>> start

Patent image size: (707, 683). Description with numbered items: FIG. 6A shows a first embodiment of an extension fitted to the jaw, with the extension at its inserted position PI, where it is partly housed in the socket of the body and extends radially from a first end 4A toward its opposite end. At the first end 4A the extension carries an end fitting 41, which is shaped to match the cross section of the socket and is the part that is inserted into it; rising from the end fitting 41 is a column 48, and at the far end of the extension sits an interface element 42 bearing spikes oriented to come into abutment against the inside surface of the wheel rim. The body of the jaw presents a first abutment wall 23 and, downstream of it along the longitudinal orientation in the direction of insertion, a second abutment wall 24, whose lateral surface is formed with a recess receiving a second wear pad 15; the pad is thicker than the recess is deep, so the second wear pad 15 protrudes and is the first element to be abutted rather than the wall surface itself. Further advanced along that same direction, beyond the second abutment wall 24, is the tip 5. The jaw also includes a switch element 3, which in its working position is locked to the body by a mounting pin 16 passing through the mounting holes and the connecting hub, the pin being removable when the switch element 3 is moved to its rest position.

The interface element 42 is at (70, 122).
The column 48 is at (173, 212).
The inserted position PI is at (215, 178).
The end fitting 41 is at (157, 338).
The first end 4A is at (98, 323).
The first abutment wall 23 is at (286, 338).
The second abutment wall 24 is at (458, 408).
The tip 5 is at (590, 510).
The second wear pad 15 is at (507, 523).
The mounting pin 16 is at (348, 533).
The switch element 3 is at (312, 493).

>> end

- WORK TO COMPLETE -
Please lay out the material above as a two-column CSV with the header row description,locations and one row per block. Put the block's description and its list of positions each in a single double-quoted field, replacing line breaks with spaces.

- SOLUTION -
description,locations
"Patent image size: (707, 683). Description with numbered items: FIG. 6A shows a first embodiment of an extension fitted to the jaw, with the extension at its inserted position PI, where it is partly housed in the socket of the body and extends radially from a first end 4A toward its opposite end. At the first end 4A the extension carries an end fitting 41, which is shaped to match the cross section of the socket and is the part that is inserted into it; rising from the end fitting 41 is a column 48, and at the far end of the extension sits an interface element 42 bearing spikes oriented to come into abutment against the inside surface of the wheel rim. The body of the jaw presents a first abutment wall 23 and, downstream of it along the longitudinal orientation in the direction of insertion, a second abutment wall 24, whose lateral surface is formed with a recess receiving a second wear pad 15; the pad is thicker than the recess is deep, so the second wear pad 15 protrudes and is the first element to be abutted rather than the wall surface itself. Further advanced along that same direction, beyond the second abutment wall 24, is the tip 5. The jaw also includes a switch element 3, which in its working position is locked to the body by a mounting pin 16 passing through the mounting holes and the connecting hub, the pin being removable when the switch element 3 is moved to its rest position.","The interface element 42 is at (70, 122). The column 48 is at (173, 212). The inserted position PI is at (215, 178). The end fitting 41 is at (157, 338). The first end 4A is at (98, 323). The first abutment wall 23 is at (286, 338). The second abutment wall 24 is at (458, 408). The tip 5 is at (590, 510). The second wear pad 15 is at (507, 523). The mounting pin 16 is at (348, 533). The switch element 3 is at (312, 493)."